TASK DETAILS –
Output all of the data below exactly as given.

EXCERPTED DATA –

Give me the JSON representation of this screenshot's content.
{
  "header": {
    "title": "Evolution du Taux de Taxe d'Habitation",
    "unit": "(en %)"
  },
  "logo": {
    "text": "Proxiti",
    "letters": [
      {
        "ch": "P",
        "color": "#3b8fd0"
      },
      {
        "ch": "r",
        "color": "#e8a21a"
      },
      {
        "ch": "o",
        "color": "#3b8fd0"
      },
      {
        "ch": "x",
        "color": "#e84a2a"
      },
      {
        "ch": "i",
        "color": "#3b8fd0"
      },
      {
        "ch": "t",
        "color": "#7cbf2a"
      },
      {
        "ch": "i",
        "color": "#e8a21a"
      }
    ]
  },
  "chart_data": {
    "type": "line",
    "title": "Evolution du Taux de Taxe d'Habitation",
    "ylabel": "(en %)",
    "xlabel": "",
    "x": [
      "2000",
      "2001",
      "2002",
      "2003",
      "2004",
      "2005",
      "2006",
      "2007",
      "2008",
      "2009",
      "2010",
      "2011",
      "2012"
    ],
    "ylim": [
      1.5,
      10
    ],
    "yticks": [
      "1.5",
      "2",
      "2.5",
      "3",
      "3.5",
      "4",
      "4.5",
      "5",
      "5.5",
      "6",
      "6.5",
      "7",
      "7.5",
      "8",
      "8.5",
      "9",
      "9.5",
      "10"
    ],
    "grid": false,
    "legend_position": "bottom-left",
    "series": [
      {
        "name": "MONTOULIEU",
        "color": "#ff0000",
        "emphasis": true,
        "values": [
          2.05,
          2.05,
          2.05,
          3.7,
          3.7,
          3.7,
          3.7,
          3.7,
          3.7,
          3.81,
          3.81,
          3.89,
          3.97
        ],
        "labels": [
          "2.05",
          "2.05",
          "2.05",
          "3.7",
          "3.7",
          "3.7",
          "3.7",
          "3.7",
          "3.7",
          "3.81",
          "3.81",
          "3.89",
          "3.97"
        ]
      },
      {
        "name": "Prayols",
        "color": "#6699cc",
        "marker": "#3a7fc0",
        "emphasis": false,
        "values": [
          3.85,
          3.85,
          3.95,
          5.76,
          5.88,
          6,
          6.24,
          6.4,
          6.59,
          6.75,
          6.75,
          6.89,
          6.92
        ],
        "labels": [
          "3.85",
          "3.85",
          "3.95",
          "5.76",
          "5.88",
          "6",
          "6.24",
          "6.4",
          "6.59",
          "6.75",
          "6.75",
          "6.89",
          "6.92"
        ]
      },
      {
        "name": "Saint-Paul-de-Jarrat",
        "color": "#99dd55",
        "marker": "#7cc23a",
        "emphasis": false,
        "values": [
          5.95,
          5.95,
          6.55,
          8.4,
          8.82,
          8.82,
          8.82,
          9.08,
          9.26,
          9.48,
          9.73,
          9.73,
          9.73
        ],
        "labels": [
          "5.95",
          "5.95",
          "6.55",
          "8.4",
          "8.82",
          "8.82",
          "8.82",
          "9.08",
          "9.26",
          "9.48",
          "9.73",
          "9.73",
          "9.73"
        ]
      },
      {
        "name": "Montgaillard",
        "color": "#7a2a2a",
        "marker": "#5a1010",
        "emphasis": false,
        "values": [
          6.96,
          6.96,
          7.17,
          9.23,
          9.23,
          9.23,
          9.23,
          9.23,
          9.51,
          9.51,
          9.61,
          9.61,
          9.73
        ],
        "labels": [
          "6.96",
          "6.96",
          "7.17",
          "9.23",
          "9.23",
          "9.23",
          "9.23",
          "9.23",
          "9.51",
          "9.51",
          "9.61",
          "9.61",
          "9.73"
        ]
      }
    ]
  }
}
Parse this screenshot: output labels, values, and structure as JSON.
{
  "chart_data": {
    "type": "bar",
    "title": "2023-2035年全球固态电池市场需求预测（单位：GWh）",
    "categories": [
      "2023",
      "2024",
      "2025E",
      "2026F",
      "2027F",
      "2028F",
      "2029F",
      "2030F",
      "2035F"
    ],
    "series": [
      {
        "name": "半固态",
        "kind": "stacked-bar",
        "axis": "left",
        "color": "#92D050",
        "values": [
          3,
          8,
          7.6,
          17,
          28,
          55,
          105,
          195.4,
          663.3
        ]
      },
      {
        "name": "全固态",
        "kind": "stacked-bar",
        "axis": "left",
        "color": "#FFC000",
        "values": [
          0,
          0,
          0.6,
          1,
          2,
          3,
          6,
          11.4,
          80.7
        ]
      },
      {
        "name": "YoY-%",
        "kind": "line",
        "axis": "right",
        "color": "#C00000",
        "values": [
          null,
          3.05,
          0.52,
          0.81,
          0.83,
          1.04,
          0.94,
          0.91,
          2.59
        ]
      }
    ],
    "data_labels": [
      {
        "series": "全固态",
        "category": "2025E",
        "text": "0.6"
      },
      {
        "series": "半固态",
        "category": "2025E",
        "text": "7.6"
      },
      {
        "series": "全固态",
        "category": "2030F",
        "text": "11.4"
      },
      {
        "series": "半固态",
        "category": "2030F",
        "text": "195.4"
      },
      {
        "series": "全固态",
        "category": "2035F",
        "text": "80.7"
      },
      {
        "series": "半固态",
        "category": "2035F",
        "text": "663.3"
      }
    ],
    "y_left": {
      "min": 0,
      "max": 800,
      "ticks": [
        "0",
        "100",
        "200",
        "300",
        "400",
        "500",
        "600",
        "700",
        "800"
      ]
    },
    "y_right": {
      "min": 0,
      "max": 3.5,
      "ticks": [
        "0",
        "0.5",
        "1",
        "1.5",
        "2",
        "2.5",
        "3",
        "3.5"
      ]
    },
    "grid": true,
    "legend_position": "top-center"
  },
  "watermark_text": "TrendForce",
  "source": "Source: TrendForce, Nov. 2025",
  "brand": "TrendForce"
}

REPLY –
Give me the JSON representation of this screenshot's content.
{
  "header": {
    "title": "Evolution du Taux de Taxe d'Habitation",
    "unit": "(en %)"
  },
  "logo": {
    "text": "Proxiti",
    "letters": [
      {
        "ch": "P",
        "color": "#3b8fd0"
      },
      {
        "ch": "r",
        "color": "#e8a21a"
      },
      {
        "ch": "o",
        "color": "#3b8fd0"
      },
      {
        "ch": "x",
        "color": "#e84a2a"
      },
      {
        "ch": "i",
        "color": "#3b8fd0"
      },
      {
        "ch": "t",
        "color": "#7cbf2a"
      },
      {
        "ch": "i",
        "color": "#e8a21a"
      }
    ]
  },
  "chart_data": {
    "type": "line",
    "title": "Evolution du Taux de Taxe d'Habitation",
    "ylabel": "(en %)",
    "xlabel": "",
    "x": [
      "2000",
      "2001",
      "2002",
      "2003",
      "2004",
      "2005",
      "2006",
      "2007",
      "2008",
      "2009",
      "2010",
      "2011",
      "2012"
    ],
    "ylim": [
      1.5,
      10
    ],
    "yticks": [
      "1.5",
      "2",
      "2.5",
      "3",
      "3.5",
      "4",
      "4.5",
      "5",
      "5.5",
      "6",
      "6.5",
      "7",
      "7.5",
      "8",
      "8.5",
      "9",
      "9.5",
      "10"
    ],
    "grid": false,
    "legend_position": "bottom-left",
    "series": [
      {
        "name": "MONTOULIEU",
        "color": "#ff0000",
        "emphasis": true,
        "values": [
          2.05,
          2.05,
          2.05,
          3.7,
          3.7,
          3.7,
          3.7,
          3.7,
          3.7,
          3.81,
          3.81,
          3.89,
          3.97
        ],
        "labels": [
          "2.05",
          "2.05",
          "2.05",
          "3.7",
          "3.7",
          "3.7",
          "3.7",
          "3.7",
          "3.7",
          "3.81",
          "3.81",
          "3.89",
          "3.97"
        ]
      },
      {
        "name": "Prayols",
        "color": "#6699cc",
        "marker": "#3a7fc0",
        "emphasis": false,
        "values": [
          3.85,
          3.85,
          3.95,
          5.76,
          5.88,
          6,
          6.24,
          6.4,
          6.59,
          6.75,
          6.75,
          6.89,
          6.92
        ],
        "labels": [
          "3.85",
          "3.85",
          "3.95",
          "5.76",
          "5.88",
          "6",
          "6.24",
          "6.4",
          "6.59",
          "6.75",
          "6.75",
          "6.89",
          "6.92"
        ]
      },
      {
        "name": "Saint-Paul-de-Jarrat",
        "color": "#99dd55",
        "marker": "#7cc23a",
        "emphasis": false,
        "values": [
          5.95,
          5.95,
          6.55,
          8.4,
          8.82,
          8.82,
          8.82,
          9.08,
          9.26,
          9.48,
          9.73,
          9.73,
          9.73
        ],
        "labels": [
          "5.95",
          "5.95",
          "6.55",
          "8.4",
          "8.82",
          "8.82",
          "8.82",
          "9.08",
          "9.26",
          "9.48",
          "9.73",
          "9.73",
          "9.73"
        ]
      },
      {
        "name": "Montgaillard",
        "color": "#7a2a2a",
        "marker": "#5a1010",
        "emphasis": false,
        "values": [
          6.96,
          6.96,
          7.17,
          9.23,
          9.23,
          9.23,
          9.23,
          9.23,
          9.51,
          9.51,
          9.61,
          9.61,
          9.73
        ],
        "labels": [
          "6.96",
          "6.96",
          "7.17",
          "9.23",
          "9.23",
          "9.23",
          "9.23",
          "9.23",
          "9.51",
          "9.51",
          "9.61",
          "9.61",
          "9.73"
        ]
      }
    ]
  }
}
Parse this screenshot: output labels, values, and structure as JSON.
{
  "chart_data": {
    "type": "bar",
    "title": "2023-2035年全球固态电池市场需求预测（单位：GWh）",
    "categories": [
      "2023",
      "2024",
      "2025E",
      "2026F",
      "2027F",
      "2028F",
      "2029F",
      "2030F",
      "2035F"
    ],
    "series": [
      {
        "name": "半固态",
        "kind": "stacked-bar",
        "axis": "left",
        "color": "#92D050",
        "values": [
          3,
          8,
          7.6,
          17,
          28,
          55,
          105,
          195.4,
          663.3
        ]
      },
      {
        "name": "全固态",
        "kind": "stacked-bar",
        "axis": "left",
        "color": "#FFC000",
        "values": [
          0,
          0,
          0.6,
          1,
          2,
          3,
          6,
          11.4,
          80.7
        ]
      },
      {
        "name": "YoY-%",
        "kind": "line",
        "axis": "right",
        "color": "#C00000",
        "values": [
          null,
          3.05,
          0.52,
          0.81,
          0.83,
          1.04,
          0.94,
          0.91,
          2.59
        ]
      }
    ],
    "data_labels": [
      {
        "series": "全固态",
        "category": "2025E",
        "text": "0.6"
      },
      {
        "series": "半固态",
        "category": "2025E",
        "text": "7.6"
      },
      {
        "series": "全固态",
        "category": "2030F",
        "text": "11.4"
      },
      {
        "series": "半固态",
        "category": "2030F",
        "text": "195.4"
      },
      {
        "series": "全固态",
        "category": "2035F",
        "text": "80.7"
      },
      {
        "series": "半固态",
        "category": "2035F",
        "text": "663.3"
      }
    ],
    "y_left": {
      "min": 0,
      "max": 800,
      "ticks": [
        "0",
        "100",
        "200",
        "300",
        "400",
        "500",
        "600",
        "700",
        "800"
      ]
    },
    "y_right": {
      "min": 0,
      "max": 3.5,
      "ticks": [
        "0",
        "0.5",
        "1",
        "1.5",
        "2",
        "2.5",
        "3",
        "3.5"
      ]
    },
    "grid": true,
    "legend_position": "top-center"
  },
  "watermark_text": "TrendForce",
  "source": "Source: TrendForce, Nov. 2025",
  "brand": "TrendForce"
}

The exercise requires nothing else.